**WHAT TO DO:**
Copy every line of the material below word for word, without the pictures.

[Page element annotations]
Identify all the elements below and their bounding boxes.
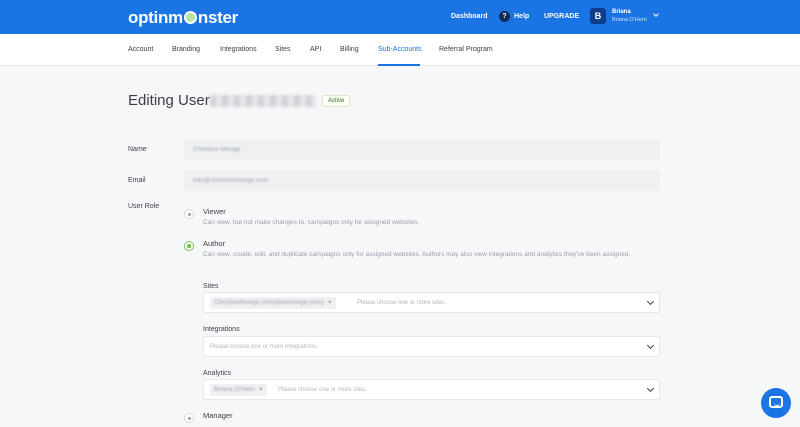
tab-sub-accounts[interactable]: Sub-Accounts: [378, 46, 422, 53]
tab-integrations[interactable]: Integrations: [220, 46, 257, 53]
integrations-placeholder: Please choose one or more integrations.: [210, 344, 318, 350]
viewer-role-title[interactable]: Viewer: [203, 207, 226, 216]
chat-support-button[interactable]: [761, 388, 791, 418]
chevron-down-icon[interactable]: [646, 384, 655, 393]
help-icon[interactable]: ?: [499, 11, 510, 22]
remove-chip-icon[interactable]: ×: [328, 299, 332, 306]
tab-api[interactable]: API: [310, 46, 321, 53]
author-role-description: Can view, create, edit, and duplicate ca…: [203, 251, 631, 258]
page-title: Editing User: [128, 92, 210, 109]
optinmonster-logo[interactable]: optinm nster: [128, 8, 238, 28]
analytics-label: Analytics: [203, 370, 232, 377]
sites-label: Sites: [203, 283, 219, 290]
analytics-chip: Briana O'Hern ×: [210, 384, 267, 396]
sites-select[interactable]: ChristineMonge (christinemonge.com) × Ple…: [203, 292, 660, 313]
viewer-role-description: Can view, but not make changes to, campa…: [203, 219, 420, 226]
manager-radio[interactable]: [184, 413, 194, 423]
analytics-select[interactable]: Briana O'Hern × Please choose one or more…: [203, 379, 660, 400]
status-badge: Active: [322, 95, 351, 107]
email-label: Email: [128, 177, 146, 184]
author-role-title[interactable]: Author: [203, 239, 225, 248]
tab-billing[interactable]: Billing: [340, 46, 359, 53]
redacted-user-name: [210, 95, 316, 107]
site-chip: ChristineMonge (christinemonge.com) ×: [210, 297, 336, 309]
user-subtitle: Briana O'Hern: [612, 17, 647, 23]
sites-placeholder: Please choose one or more sites.: [357, 300, 447, 306]
account-sub-navigation: Account Branding Integrations Sites API …: [0, 34, 800, 66]
chevron-down-icon[interactable]: [646, 297, 655, 306]
author-radio[interactable]: [184, 241, 194, 251]
manager-role-title[interactable]: Manager: [203, 411, 233, 420]
top-navigation-bar: optinm nster Dashboard ? Help UPGRADE B B…: [0, 0, 800, 34]
chat-bubble-icon: [769, 396, 783, 408]
chevron-down-icon[interactable]: [653, 11, 659, 17]
remove-chip-icon[interactable]: ×: [259, 386, 263, 393]
dashboard-link[interactable]: Dashboard: [451, 13, 488, 20]
name-field[interactable]: Christine Monge: [184, 139, 660, 160]
name-label: Name: [128, 146, 147, 153]
user-avatar[interactable]: B: [590, 8, 606, 24]
active-tab-indicator: [378, 64, 420, 66]
upgrade-link[interactable]: UPGRADE: [544, 13, 579, 20]
tab-account[interactable]: Account: [128, 46, 153, 53]
help-link[interactable]: Help: [514, 13, 529, 20]
integrations-select[interactable]: Please choose one or more integrations.: [203, 336, 660, 357]
tab-referral-program[interactable]: Referral Program: [439, 46, 493, 53]
chevron-down-icon[interactable]: [646, 341, 655, 350]
integrations-label: Integrations: [203, 326, 240, 333]
user-role-label: User Role: [128, 203, 160, 210]
tab-branding[interactable]: Branding: [172, 46, 200, 53]
user-name[interactable]: Briana: [612, 9, 631, 15]
email-field[interactable]: info@christinemonge.com: [184, 170, 660, 191]
viewer-radio[interactable]: [184, 209, 194, 219]
tab-sites[interactable]: Sites: [275, 46, 291, 53]
logo-monster-icon: [183, 11, 197, 24]
analytics-placeholder: Please choose one or more sites.: [278, 387, 368, 393]
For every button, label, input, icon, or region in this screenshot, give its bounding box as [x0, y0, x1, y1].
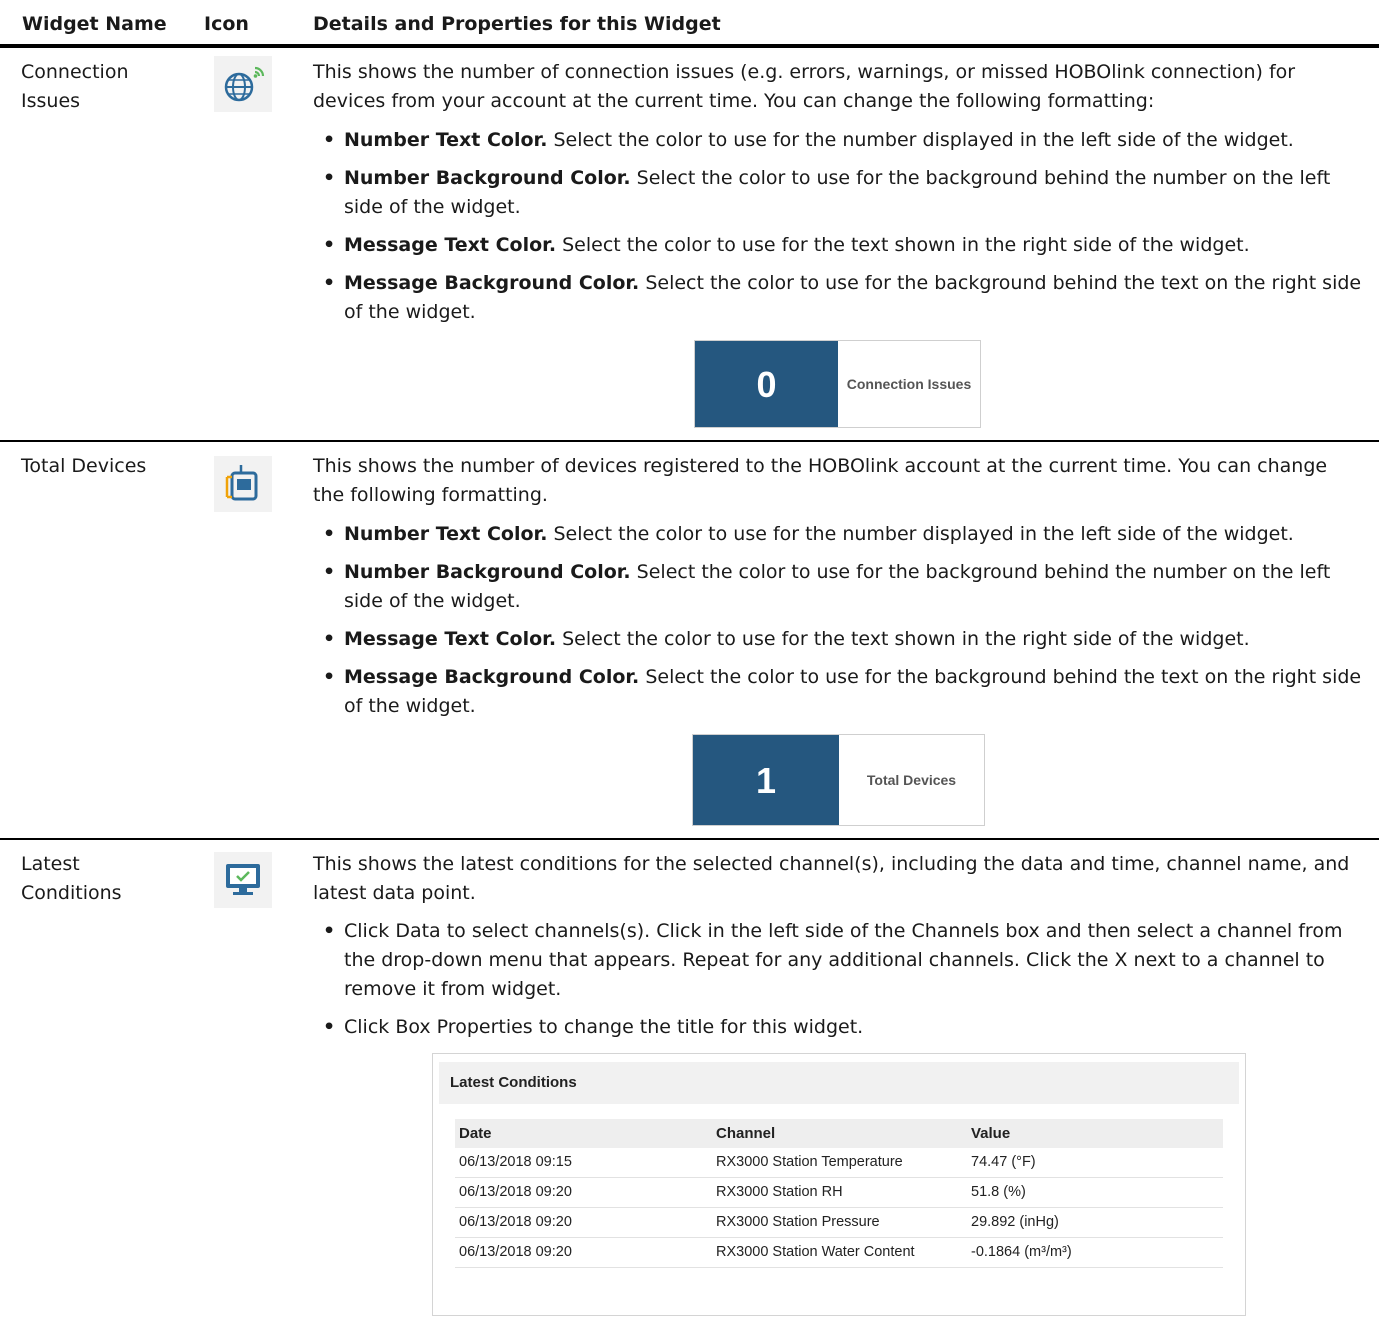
list-item: Message Background Color. Select the col… [313, 269, 1363, 327]
intro-total-devices: This shows the number of devices registe… [313, 455, 1328, 506]
widget-title: Latest Conditions [439, 1062, 1239, 1104]
list-item: Number Text Color. Select the color to u… [313, 126, 1363, 155]
list-item: Click Box Properties to change the title… [313, 1013, 1363, 1042]
globe-signal-icon [214, 56, 272, 112]
list-item: Number Background Color. Select the colo… [313, 164, 1363, 222]
cell-value: 51.8 (%) [967, 1177, 1223, 1208]
cell-value: 74.47 (°F) [967, 1148, 1223, 1178]
intro-latest-conditions: This shows the latest conditions for the… [313, 853, 1350, 904]
row-divider [0, 838, 1379, 840]
cell-date: 06/13/2018 09:20 [455, 1177, 712, 1208]
column-header-value: Value [967, 1119, 1223, 1148]
table-header-row: Date Channel Value [455, 1119, 1223, 1148]
header-widget-name: Widget Name [22, 13, 167, 35]
table-row: 06/13/2018 09:15 RX3000 Station Temperat… [455, 1148, 1223, 1178]
list-item: Message Text Color. Select the color to … [313, 625, 1363, 654]
list-item: Message Text Color. Select the color to … [313, 231, 1363, 260]
total-devices-widget-preview: 1 Total Devices [692, 734, 985, 826]
props-list-latest-conditions: Click Data to select channels(s). Click … [313, 917, 1363, 1051]
widget-message: Connection Issues [846, 376, 972, 392]
widget-name-total-devices: Total Devices [21, 455, 147, 477]
list-item: Number Text Color. Select the color to u… [313, 520, 1363, 549]
widget-message: Total Devices [866, 772, 957, 788]
widget-name-latest-conditions: Latest Conditions [21, 853, 122, 904]
cell-date: 06/13/2018 09:20 [455, 1207, 712, 1238]
cell-channel: RX3000 Station RH [712, 1177, 967, 1208]
header-details: Details and Properties for this Widget [313, 13, 721, 35]
cell-channel: RX3000 Station Pressure [712, 1207, 967, 1238]
table-row: 06/13/2018 09:20 RX3000 Station RH 51.8 … [455, 1177, 1223, 1208]
header-icon: Icon [204, 13, 249, 35]
list-item: Number Background Color. Select the colo… [313, 558, 1363, 616]
conditions-table: Date Channel Value 06/13/2018 09:15 RX30… [455, 1119, 1223, 1268]
connection-issues-widget-preview: 0 Connection Issues [694, 340, 981, 428]
props-list-connection-issues: Number Text Color. Select the color to u… [313, 126, 1363, 336]
table-header: Widget Name Icon Details and Properties … [0, 0, 1379, 48]
intro-connection-issues: This shows the number of connection issu… [313, 61, 1296, 112]
table-row: 06/13/2018 09:20 RX3000 Station Pressure… [455, 1207, 1223, 1238]
cell-value: -0.1864 (m³/m³) [967, 1237, 1223, 1268]
widget-number: 1 [693, 735, 839, 825]
latest-conditions-widget-preview: Latest Conditions Date Channel Value 06/… [432, 1053, 1246, 1316]
device-icon [214, 456, 272, 512]
widget-number: 0 [695, 341, 838, 427]
row-divider [0, 440, 1379, 442]
widget-name-connection-issues: Connection Issues [21, 61, 129, 112]
monitor-check-icon [214, 852, 272, 908]
column-header-date: Date [455, 1119, 712, 1148]
cell-date: 06/13/2018 09:20 [455, 1237, 712, 1268]
props-list-total-devices: Number Text Color. Select the color to u… [313, 520, 1363, 730]
list-item: Message Background Color. Select the col… [313, 663, 1363, 721]
cell-channel: RX3000 Station Temperature [712, 1148, 967, 1178]
column-header-channel: Channel [712, 1119, 967, 1148]
cell-date: 06/13/2018 09:15 [455, 1148, 712, 1178]
cell-value: 29.892 (inHg) [967, 1207, 1223, 1238]
table-row: 06/13/2018 09:20 RX3000 Station Water Co… [455, 1237, 1223, 1268]
list-item: Click Data to select channels(s). Click … [313, 917, 1363, 1004]
cell-channel: RX3000 Station Water Content [712, 1237, 967, 1268]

**THE ANSWER:**
Identify all the elements below and their bounding boxes.
tab-sub-accounts[interactable]: Sub-Accounts: [378, 46, 422, 53]
tab-integrations[interactable]: Integrations: [220, 46, 257, 53]
integrations-placeholder: Please choose one or more integrations.: [210, 344, 318, 350]
viewer-role-title[interactable]: Viewer: [203, 207, 226, 216]
chat-support-button[interactable]: [761, 388, 791, 418]
chevron-down-icon[interactable]: [646, 384, 655, 393]
help-icon[interactable]: ?: [499, 11, 510, 22]
remove-chip-icon[interactable]: ×: [328, 299, 332, 306]
tab-api[interactable]: API: [310, 46, 321, 53]
author-role-description: Can view, create, edit, and duplicate ca…: [203, 251, 631, 258]
page-title: Editing User: [128, 92, 210, 109]
optinmonster-logo[interactable]: optinm nster: [128, 8, 238, 28]
analytics-label: Analytics: [203, 370, 232, 377]
sites-label: Sites: [203, 283, 219, 290]
analytics-chip: Briana O'Hern ×: [210, 384, 267, 396]
sites-select[interactable]: ChristineMonge (christinemonge.com) × Ple…: [203, 292, 660, 313]
viewer-role-description: Can view, but not make changes to, campa…: [203, 219, 420, 226]
manager-radio[interactable]: [184, 413, 194, 423]
analytics-select[interactable]: Briana O'Hern × Please choose one or more…: [203, 379, 660, 400]
status-badge: Active: [322, 95, 351, 107]
email-label: Email: [128, 177, 146, 184]
author-role-title[interactable]: Author: [203, 239, 225, 248]
tab-billing[interactable]: Billing: [340, 46, 359, 53]
redacted-user-name: [210, 95, 316, 107]
site-chip: ChristineMonge (christinemonge.com) ×: [210, 297, 336, 309]
user-subtitle: Briana O'Hern: [612, 17, 647, 23]
sites-placeholder: Please choose one or more sites.: [357, 300, 447, 306]
account-sub-navigation: Account Branding Integrations Sites API …: [0, 34, 800, 66]
chevron-down-icon[interactable]: [646, 297, 655, 306]
author-radio[interactable]: [184, 241, 194, 251]
manager-role-title[interactable]: Manager: [203, 411, 233, 420]
top-navigation-bar: optinm nster Dashboard ? Help UPGRADE B B…: [0, 0, 800, 34]
chat-bubble-icon: [769, 396, 783, 408]
chevron-down-icon[interactable]: [653, 11, 659, 17]
remove-chip-icon[interactable]: ×: [259, 386, 263, 393]
dashboard-link[interactable]: Dashboard: [451, 13, 488, 20]
name-field[interactable]: Christine Monge: [184, 139, 660, 160]
name-label: Name: [128, 146, 147, 153]
user-avatar[interactable]: B: [590, 8, 606, 24]
active-tab-indicator: [378, 64, 420, 66]
upgrade-link[interactable]: UPGRADE: [544, 13, 579, 20]
tab-account[interactable]: Account: [128, 46, 153, 53]
help-link[interactable]: Help: [514, 13, 529, 20]
integrations-select[interactable]: Please choose one or more integrations.: [203, 336, 660, 357]
tab-referral-program[interactable]: Referral Program: [439, 46, 493, 53]
chevron-down-icon[interactable]: [646, 341, 655, 350]
integrations-label: Integrations: [203, 326, 240, 333]
user-role-label: User Role: [128, 203, 160, 210]
tab-branding[interactable]: Branding: [172, 46, 200, 53]
user-name[interactable]: Briana: [612, 9, 631, 15]
email-field[interactable]: info@christinemonge.com: [184, 170, 660, 191]
viewer-radio[interactable]: [184, 209, 194, 219]
tab-sites[interactable]: Sites: [275, 46, 291, 53]
logo-monster-icon: [183, 11, 197, 24]
analytics-placeholder: Please choose one or more sites.: [278, 387, 368, 393]
For every button, label, input, icon, or region in this screenshot, give its bounding box as [x0, y0, x1, y1].
list-item: Message Background Color. Select the col… [313, 269, 1363, 327]
intro-total-devices: This shows the number of devices registe… [313, 455, 1328, 506]
widget-title: Latest Conditions [439, 1062, 1239, 1104]
list-item: Number Text Color. Select the color to u… [313, 126, 1363, 155]
list-item: Click Box Properties to change the title… [313, 1013, 1363, 1042]
globe-signal-icon [214, 56, 272, 112]
list-item: Number Background Color. Select the colo… [313, 164, 1363, 222]
cell-value: 51.8 (%) [967, 1177, 1223, 1208]
cell-value: 74.47 (°F) [967, 1148, 1223, 1178]
intro-latest-conditions: This shows the latest conditions for the… [313, 853, 1350, 904]
row-divider [0, 838, 1379, 840]
cell-date: 06/13/2018 09:20 [455, 1177, 712, 1208]
column-header-value: Value [967, 1119, 1223, 1148]
table-header-row: Date Channel Value [455, 1119, 1223, 1148]
header-widget-name: Widget Name [22, 13, 167, 35]
table-row: 06/13/2018 09:15 RX3000 Station Temperat… [455, 1148, 1223, 1178]
list-item: Message Text Color. Select the color to … [313, 625, 1363, 654]
list-item: Message Text Color. Select the color to … [313, 231, 1363, 260]
total-devices-widget-preview: 1 Total Devices [692, 734, 985, 826]
props-list-latest-conditions: Click Data to select channels(s). Click … [313, 917, 1363, 1051]
widget-message: Connection Issues [846, 376, 972, 392]
widget-name-total-devices: Total Devices [21, 455, 147, 477]
list-item: Number Text Color. Select the color to u… [313, 520, 1363, 549]
widget-message: Total Devices [866, 772, 957, 788]
widget-name-latest-conditions: Latest Conditions [21, 853, 122, 904]
cell-date: 06/13/2018 09:20 [455, 1207, 712, 1238]
cell-channel: RX3000 Station RH [712, 1177, 967, 1208]
header-details: Details and Properties for this Widget [313, 13, 721, 35]
cell-channel: RX3000 Station Pressure [712, 1207, 967, 1238]
table-row: 06/13/2018 09:20 RX3000 Station RH 51.8 … [455, 1177, 1223, 1208]
header-icon: Icon [204, 13, 249, 35]
list-item: Number Background Color. Select the colo… [313, 558, 1363, 616]
conditions-table: Date Channel Value 06/13/2018 09:15 RX30… [455, 1119, 1223, 1268]
connection-issues-widget-preview: 0 Connection Issues [694, 340, 981, 428]
props-list-connection-issues: Number Text Color. Select the color to u… [313, 126, 1363, 336]
table-header: Widget Name Icon Details and Properties … [0, 0, 1379, 48]
intro-connection-issues: This shows the number of connection issu… [313, 61, 1296, 112]
table-row: 06/13/2018 09:20 RX3000 Station Pressure… [455, 1207, 1223, 1238]
cell-value: -0.1864 (m³/m³) [967, 1237, 1223, 1268]
widget-number: 1 [693, 735, 839, 825]
latest-conditions-widget-preview: Latest Conditions Date Channel Value 06/… [432, 1053, 1246, 1316]
device-icon [214, 456, 272, 512]
widget-number: 0 [695, 341, 838, 427]
row-divider [0, 440, 1379, 442]
widget-name-connection-issues: Connection Issues [21, 61, 129, 112]
monitor-check-icon [214, 852, 272, 908]
column-header-date: Date [455, 1119, 712, 1148]
cell-date: 06/13/2018 09:20 [455, 1237, 712, 1268]
props-list-total-devices: Number Text Color. Select the color to u… [313, 520, 1363, 730]
list-item: Message Background Color. Select the col… [313, 663, 1363, 721]
cell-channel: RX3000 Station Temperature [712, 1148, 967, 1178]
column-header-channel: Channel [712, 1119, 967, 1148]
cell-date: 06/13/2018 09:15 [455, 1148, 712, 1178]
cell-value: 29.892 (inHg) [967, 1207, 1223, 1238]
table-row: 06/13/2018 09:20 RX3000 Station Water Co… [455, 1237, 1223, 1268]
list-item: Click Data to select channels(s). Click … [313, 917, 1363, 1004]
cell-channel: RX3000 Station Water Content [712, 1237, 967, 1268]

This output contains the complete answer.